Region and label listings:
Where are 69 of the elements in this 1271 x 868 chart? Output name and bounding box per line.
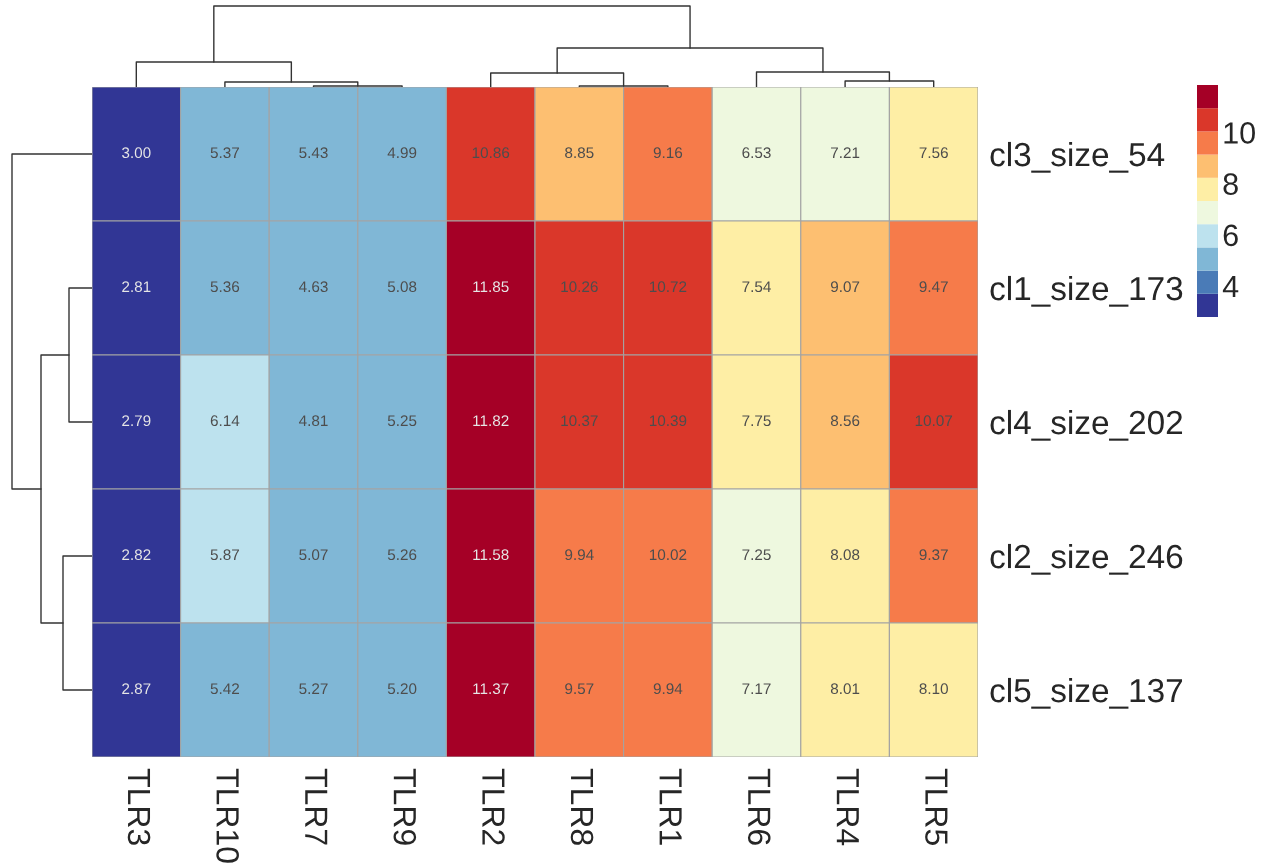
y-tick-label: cl3_size_54 xyxy=(990,141,1165,173)
data-label: 5.37 xyxy=(210,147,239,159)
data-label: 8.08 xyxy=(830,549,860,561)
data-label: 10.39 xyxy=(649,415,687,427)
data-label: 9.16 xyxy=(653,147,683,159)
data-label: 5.87 xyxy=(210,549,239,561)
x-tick-label: TLR7 xyxy=(305,768,328,845)
x-tick-label: TLR5 xyxy=(925,768,948,845)
data-label: 5.36 xyxy=(210,281,240,293)
data-label: 4.81 xyxy=(298,415,328,427)
color-bar-label: 10 xyxy=(1224,122,1255,144)
x-tick-label: TLR1 xyxy=(659,768,682,845)
data-label: 9.94 xyxy=(653,683,683,695)
data-label: 2.87 xyxy=(122,683,151,695)
data-label: 2.81 xyxy=(122,281,151,293)
data-label: 8.56 xyxy=(830,415,860,427)
data-label: 11.85 xyxy=(473,281,509,293)
data-label: 7.21 xyxy=(831,147,860,158)
data-label: 7.25 xyxy=(742,549,771,561)
data-label: 10.07 xyxy=(915,415,953,427)
data-label: 9.07 xyxy=(830,281,860,293)
data-label: 8.85 xyxy=(565,147,594,159)
x-tick-label: TLR3 xyxy=(127,768,151,845)
data-label: 7.54 xyxy=(742,281,771,293)
data-label: 11.82 xyxy=(473,415,509,427)
data-label: 8.10 xyxy=(919,683,948,695)
data-label: 6.53 xyxy=(742,147,771,159)
data-label: 4.63 xyxy=(298,281,328,293)
data-label: 7.17 xyxy=(742,683,771,694)
data-label: 6.14 xyxy=(210,415,240,427)
data-label: 5.07 xyxy=(299,549,328,561)
color-bar-label: 4 xyxy=(1222,276,1239,298)
y-tick-label: cl1_size_173 xyxy=(990,275,1183,307)
data-label: 5.25 xyxy=(387,415,417,427)
data-label: 10.72 xyxy=(649,281,687,293)
data-label: 10.02 xyxy=(649,549,687,561)
data-label: 7.56 xyxy=(919,147,948,159)
x-tick-label: TLR9 xyxy=(393,768,417,845)
y-tick-label: cl2_size_246 xyxy=(990,543,1183,575)
data-label: 9.57 xyxy=(565,683,594,695)
data-label: 9.94 xyxy=(565,549,594,561)
x-tick-label: TLR10 xyxy=(216,768,239,863)
data-label: 9.47 xyxy=(919,281,948,293)
data-label: 2.82 xyxy=(122,549,151,561)
y-tick-label: cl4_size_202 xyxy=(990,409,1183,441)
x-tick-label: TLR6 xyxy=(747,768,771,845)
data-label: 8.01 xyxy=(830,683,860,695)
color-bar-label: 6 xyxy=(1223,224,1238,247)
data-label: 9.37 xyxy=(919,549,948,561)
x-tick-label: TLR2 xyxy=(482,768,505,845)
data-label: 10.37 xyxy=(561,415,598,427)
data-label: 11.37 xyxy=(473,683,509,695)
data-label: 5.42 xyxy=(210,683,239,695)
data-label: 5.43 xyxy=(299,147,328,159)
data-label: 10.26 xyxy=(561,281,598,293)
x-tick-label: TLR4 xyxy=(836,768,859,846)
data-label: 10.86 xyxy=(472,147,510,159)
data-label: 5.20 xyxy=(387,683,417,695)
data-label: 5.27 xyxy=(299,683,328,695)
data-label: 2.79 xyxy=(122,415,151,427)
color-bar-label: 8 xyxy=(1223,173,1238,195)
y-tick-label: cl5_size_137 xyxy=(990,677,1183,709)
data-label: 5.26 xyxy=(387,549,417,561)
data-label: 4.99 xyxy=(387,147,417,159)
data-label: 3.00 xyxy=(122,147,151,159)
data-label: 7.75 xyxy=(742,415,771,427)
data-label: 11.58 xyxy=(473,549,509,561)
x-tick-label: TLR8 xyxy=(570,768,594,845)
data-label: 5.08 xyxy=(387,281,417,293)
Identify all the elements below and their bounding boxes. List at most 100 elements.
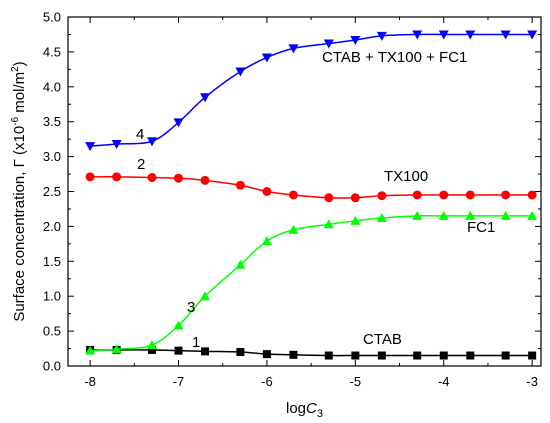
series-line bbox=[90, 349, 533, 357]
y-axis-title: Surface concentration, Γ (x10-6 mol/m2) bbox=[10, 61, 28, 321]
data-point bbox=[288, 44, 299, 54]
x-tick-label: -5 bbox=[350, 374, 362, 389]
y-tick-label: 3.0 bbox=[43, 149, 61, 164]
y-tick-label: 0.0 bbox=[43, 359, 61, 374]
data-point bbox=[85, 172, 95, 182]
y-tick-label: 0.5 bbox=[43, 324, 61, 339]
series-name-label: CTAB + TX100 + FC1 bbox=[322, 49, 467, 66]
data-point bbox=[262, 187, 272, 196]
data-point bbox=[528, 351, 537, 360]
data-point bbox=[236, 348, 245, 357]
data-point bbox=[112, 172, 122, 182]
data-point bbox=[174, 346, 183, 355]
data-point bbox=[85, 345, 96, 355]
y-tick-label: 2.0 bbox=[43, 219, 61, 234]
data-point bbox=[465, 30, 476, 40]
data-point bbox=[173, 320, 184, 330]
series-2 bbox=[85, 172, 537, 203]
data-point bbox=[527, 190, 537, 200]
data-point bbox=[146, 137, 157, 147]
data-point bbox=[200, 175, 210, 185]
x-tick-label: -7 bbox=[173, 374, 185, 389]
y-tick-label: 2.5 bbox=[43, 184, 61, 199]
x-tick-label: -8 bbox=[84, 374, 96, 389]
series-line bbox=[90, 215, 533, 352]
data-point bbox=[288, 224, 299, 234]
data-point bbox=[235, 259, 246, 269]
data-point bbox=[324, 351, 333, 360]
data-point bbox=[111, 140, 122, 150]
labels-group: CTAB 1 TX100 2 FC1 3 CTAB + TX100 + FC1 4 bbox=[136, 49, 495, 351]
series-name-label: FC1 bbox=[467, 219, 495, 236]
data-point bbox=[201, 347, 210, 356]
series-1 bbox=[86, 345, 537, 360]
data-point bbox=[439, 351, 448, 360]
y-tick-label: 1.0 bbox=[43, 289, 61, 304]
data-point bbox=[527, 210, 538, 220]
y-tick-label: 3.5 bbox=[43, 114, 61, 129]
data-point bbox=[147, 173, 157, 183]
data-point bbox=[412, 210, 423, 220]
data-point bbox=[377, 191, 387, 201]
data-point bbox=[174, 173, 184, 183]
data-point bbox=[439, 190, 449, 200]
x-tick-label: -3 bbox=[526, 374, 538, 389]
y-tick-label: 4.0 bbox=[43, 79, 61, 94]
series-number-label: 2 bbox=[137, 156, 145, 173]
series-3 bbox=[85, 210, 538, 355]
data-point bbox=[261, 53, 272, 63]
data-point bbox=[527, 30, 538, 40]
series-name-label: CTAB bbox=[363, 331, 402, 348]
y-tick-label: 4.5 bbox=[43, 44, 61, 59]
data-point bbox=[261, 236, 272, 246]
data-point bbox=[324, 193, 334, 203]
x-tick-label: -6 bbox=[261, 374, 273, 389]
data-point bbox=[350, 36, 361, 46]
data-point bbox=[412, 190, 422, 200]
data-point bbox=[235, 67, 246, 77]
data-point bbox=[501, 351, 510, 360]
data-point bbox=[350, 215, 361, 225]
data-point bbox=[438, 30, 449, 40]
data-point bbox=[146, 340, 157, 350]
data-point bbox=[438, 210, 449, 220]
data-point bbox=[111, 344, 122, 354]
y-tick-label: 1.5 bbox=[43, 254, 61, 269]
data-point bbox=[376, 213, 387, 223]
x-axis-title: logC3 bbox=[286, 400, 323, 420]
data-point bbox=[235, 180, 245, 190]
data-point bbox=[350, 193, 360, 203]
data-point bbox=[500, 210, 511, 220]
series-number-label: 1 bbox=[192, 334, 200, 351]
data-point bbox=[289, 350, 298, 359]
data-point bbox=[465, 190, 475, 200]
data-point bbox=[351, 351, 360, 360]
data-point bbox=[200, 291, 211, 301]
data-point bbox=[323, 219, 334, 229]
data-point bbox=[85, 142, 96, 152]
data-point bbox=[413, 351, 422, 360]
series-line bbox=[90, 33, 533, 147]
series-name-label: TX100 bbox=[384, 168, 428, 185]
data-point bbox=[501, 190, 511, 200]
axes-group: -8 -7 -6 -5 -4 -3 0.0 0.5 1.0 1.5 2.0 2.5 3.0 3.5 4.0 4… bbox=[10, 10, 542, 420]
data-point bbox=[500, 30, 511, 40]
data-point bbox=[466, 351, 475, 360]
data-point bbox=[262, 350, 271, 359]
series-4 bbox=[85, 30, 538, 152]
data-point bbox=[323, 39, 334, 49]
data-point bbox=[173, 118, 184, 128]
y-tick-label: 5.0 bbox=[43, 10, 61, 25]
x-tick-label: -4 bbox=[438, 374, 450, 389]
series-number-label: 4 bbox=[136, 126, 144, 143]
data-point bbox=[376, 31, 387, 41]
series-line bbox=[90, 176, 533, 199]
series-group bbox=[85, 30, 538, 360]
series-number-label: 3 bbox=[187, 299, 195, 316]
data-point bbox=[465, 210, 476, 220]
data-point bbox=[377, 351, 386, 360]
data-point bbox=[288, 190, 298, 200]
data-point bbox=[200, 93, 211, 103]
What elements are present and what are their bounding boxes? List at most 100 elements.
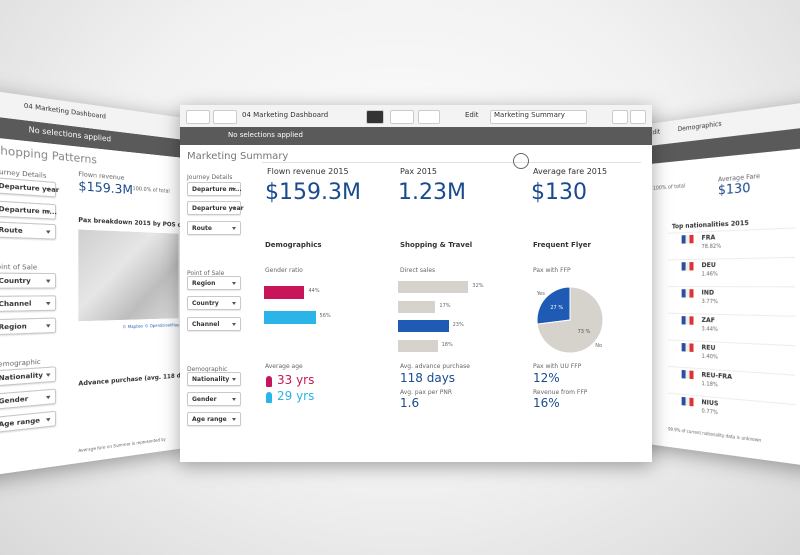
filter-group-label: Journey Details	[187, 174, 233, 181]
filter-box[interactable]: Route	[0, 221, 57, 240]
bar	[264, 311, 316, 324]
sheet-name: Marketing Summary	[494, 111, 565, 119]
country-code: IND	[701, 289, 715, 297]
filter-box[interactable]: Departure year	[187, 201, 244, 215]
country-code: NIUS	[701, 398, 719, 408]
filter-group-label: Point of Sale	[187, 270, 225, 277]
filter-box[interactable]: Region	[0, 317, 57, 336]
main-sheet: 04 Marketing Dashboard Edit Marketing Summ…	[180, 105, 652, 462]
kpi-value: $130	[717, 180, 751, 198]
person-icon	[266, 376, 272, 387]
pie-slice	[536, 286, 571, 325]
country-code: FRA	[701, 233, 716, 242]
share-value: 1.18%	[701, 380, 718, 389]
chart-note: Average fare on Summer is represented by	[78, 436, 166, 454]
slice-label: 27 %	[550, 304, 564, 311]
selection-bar: No selections applied	[180, 127, 652, 145]
slice-label: 73 %	[577, 329, 591, 335]
country-code: ZAF	[701, 316, 715, 325]
chart-title: Pax breakdown 2015 by POS city	[78, 216, 186, 230]
row-divider	[668, 286, 796, 288]
section-title: Shopping & Travel	[400, 241, 473, 249]
age-value: 33 yrs	[277, 373, 315, 387]
filter-box[interactable]: Departure m...	[187, 182, 242, 196]
kpi-note: 100% of total	[652, 183, 686, 192]
bar	[398, 340, 438, 352]
share-value: 1.46%	[701, 271, 718, 278]
kpi-note: 100.0% of total	[132, 185, 170, 195]
filter-box[interactable]: Nationality	[0, 366, 57, 387]
metric-value: 16%	[533, 396, 560, 410]
prev-button[interactable]	[612, 110, 628, 124]
menu-button[interactable]	[213, 110, 237, 124]
flag	[681, 289, 694, 298]
bar	[398, 301, 436, 313]
filter-box[interactable]: Country	[0, 272, 57, 289]
present-button[interactable]	[390, 110, 414, 124]
kpi-value: 1.23M	[398, 180, 466, 205]
share-value: 78.82%	[701, 243, 722, 251]
filter-box[interactable]: Channel	[187, 317, 241, 331]
filter-box[interactable]: Country	[187, 296, 241, 310]
filter-box[interactable]: Gender	[187, 392, 241, 406]
pie-slice	[536, 286, 604, 354]
chart-title: Advance purchase (avg. 118 days)	[78, 371, 186, 388]
device-button[interactable]	[418, 110, 440, 124]
metric-label: Revenue from FFP	[533, 389, 588, 396]
share-value: 3.44%	[701, 326, 718, 334]
filter-box[interactable]: Route	[187, 221, 241, 235]
filter-box[interactable]: Age range	[187, 412, 241, 426]
section-title: Demographics	[265, 241, 322, 249]
metric-label: Avg. pax per PNR	[400, 389, 453, 396]
selection-text: No selections applied	[228, 131, 303, 139]
filter-box[interactable]: Departure year	[0, 176, 59, 198]
sheet-title: Shopping Patterns	[0, 144, 97, 167]
filter-box[interactable]: Nationality	[187, 372, 241, 386]
value-label: 32%	[472, 283, 484, 289]
kpi-label: Flown revenue 2015	[267, 167, 349, 176]
slice-name: No	[595, 342, 603, 349]
share-value: 3.77%	[701, 298, 718, 306]
person-icon	[266, 392, 272, 403]
sheet-selector[interactable]	[490, 110, 587, 124]
kpi-label: Pax 2015	[400, 167, 438, 176]
filter-box[interactable]: Age range	[0, 410, 57, 434]
chart-label: Gender ratio	[265, 267, 303, 274]
app-name: 04 Marketing Dashboard	[23, 102, 106, 121]
snapshot-button[interactable]	[366, 110, 384, 124]
filter-box[interactable]: Departure m...	[0, 200, 57, 220]
flag	[681, 316, 694, 325]
kpi-value: $130	[531, 180, 587, 205]
next-button[interactable]	[630, 110, 646, 124]
metric-value: 12%	[533, 371, 560, 385]
section-title: Frequent Flyer	[533, 241, 591, 249]
flag	[681, 234, 694, 244]
filter-box[interactable]: Channel	[0, 295, 57, 313]
expand-icon[interactable]	[513, 153, 529, 169]
bar	[398, 281, 469, 293]
edit-button[interactable]: Edit	[465, 111, 479, 119]
flag	[681, 343, 694, 352]
filter-box[interactable]: Gender	[0, 388, 57, 410]
kpi-value: $159.3M	[265, 180, 361, 205]
value-label: 56%	[319, 313, 331, 319]
age-value: 29 yrs	[277, 389, 315, 403]
sheet-title: Marketing Summary	[187, 151, 289, 162]
app-name: 04 Marketing Dashboard	[242, 111, 329, 119]
list-footer: 99.9% of current nationality data is unk…	[668, 426, 762, 443]
chart-label: Average age	[265, 363, 303, 370]
country-code: DEU	[701, 261, 716, 270]
value-label: 18%	[441, 342, 453, 348]
filter-box[interactable]: Region	[187, 276, 241, 290]
metric-label: Pax with UU FFP	[533, 363, 582, 370]
kpi-label: Average fare 2015	[533, 167, 608, 176]
selection-tool[interactable]	[186, 110, 210, 124]
map-credit: © Mapbox © OpenStreetMap	[122, 322, 180, 330]
map	[78, 229, 179, 322]
right-sheet: Edit Demographics 100% of total Average Fa…	[640, 97, 800, 471]
value-label: 44%	[308, 288, 320, 294]
filter-group-label: Demographic	[187, 366, 228, 373]
metric-value: 118 days	[400, 371, 456, 385]
filter-group-label: Point of Sale	[0, 263, 38, 272]
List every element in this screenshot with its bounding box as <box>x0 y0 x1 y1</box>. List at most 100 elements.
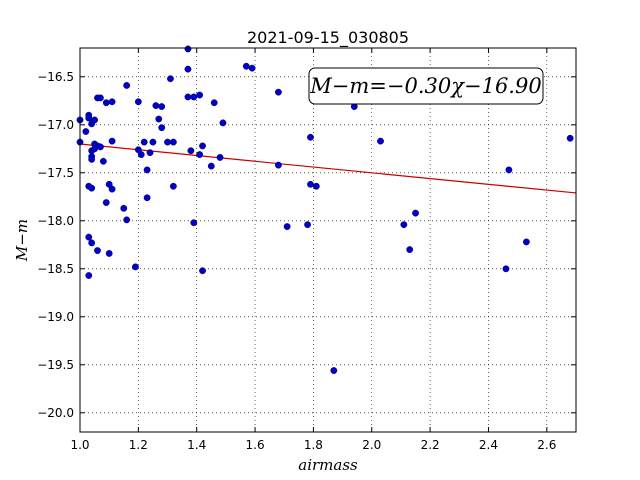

Task instructions: Please set down every line above, from the one containing "174, 233, 181]" down to the one containing "chart-title: Advance purchase", copying each one without any change.

Solved exercise:
filter-group-label: Journey Details	[187, 174, 233, 181]
filter-box[interactable]: Route	[0, 221, 57, 240]
bar	[264, 311, 316, 324]
sheet-name: Marketing Summary	[494, 111, 565, 119]
country-code: IND	[701, 289, 715, 297]
filter-box[interactable]: Departure year	[187, 201, 244, 215]
country-code: NIUS	[701, 398, 719, 408]
filter-group-label: Point of Sale	[187, 270, 225, 277]
filter-box[interactable]: Region	[0, 317, 57, 336]
main-sheet: 04 Marketing Dashboard Edit Marketing Summ…	[180, 105, 652, 462]
kpi-value: $130	[717, 180, 751, 198]
person-icon	[266, 376, 272, 387]
pie-slice	[536, 286, 571, 325]
country-code: FRA	[701, 233, 716, 242]
share-value: 1.18%	[701, 380, 718, 389]
chart-note: Average fare on Summer is represented by	[78, 436, 166, 454]
slice-label: 27 %	[550, 304, 564, 311]
selection-bar: No selections applied	[180, 127, 652, 145]
slice-label: 73 %	[577, 329, 591, 335]
country-code: ZAF	[701, 316, 715, 325]
chart-title: Pax breakdown 2015 by POS city	[78, 216, 186, 230]
row-divider	[668, 286, 796, 288]
section-title: Shopping & Travel	[400, 241, 473, 249]
age-value: 33 yrs	[277, 373, 315, 387]
filter-box[interactable]: Departure m...	[187, 182, 242, 196]
kpi-note: 100% of total	[652, 183, 686, 192]
bar	[398, 340, 438, 352]
share-value: 1.46%	[701, 271, 718, 278]
kpi-note: 100.0% of total	[132, 185, 170, 195]
filter-box[interactable]: Nationality	[0, 366, 57, 387]
metric-value: 16%	[533, 396, 560, 410]
prev-button[interactable]	[612, 110, 628, 124]
menu-button[interactable]	[213, 110, 237, 124]
flag	[681, 289, 694, 298]
bar	[398, 301, 436, 313]
filter-box[interactable]: Country	[0, 272, 57, 289]
present-button[interactable]	[390, 110, 414, 124]
kpi-value: 1.23M	[398, 180, 466, 205]
share-value: 78.82%	[701, 243, 722, 251]
filter-box[interactable]: Channel	[187, 317, 241, 331]
filter-box[interactable]: Country	[187, 296, 241, 310]
filter-box[interactable]: Gender	[187, 392, 241, 406]
pie-slice	[536, 286, 604, 354]
chart-title: Advance purchase (avg. 118 days)	[78, 371, 186, 388]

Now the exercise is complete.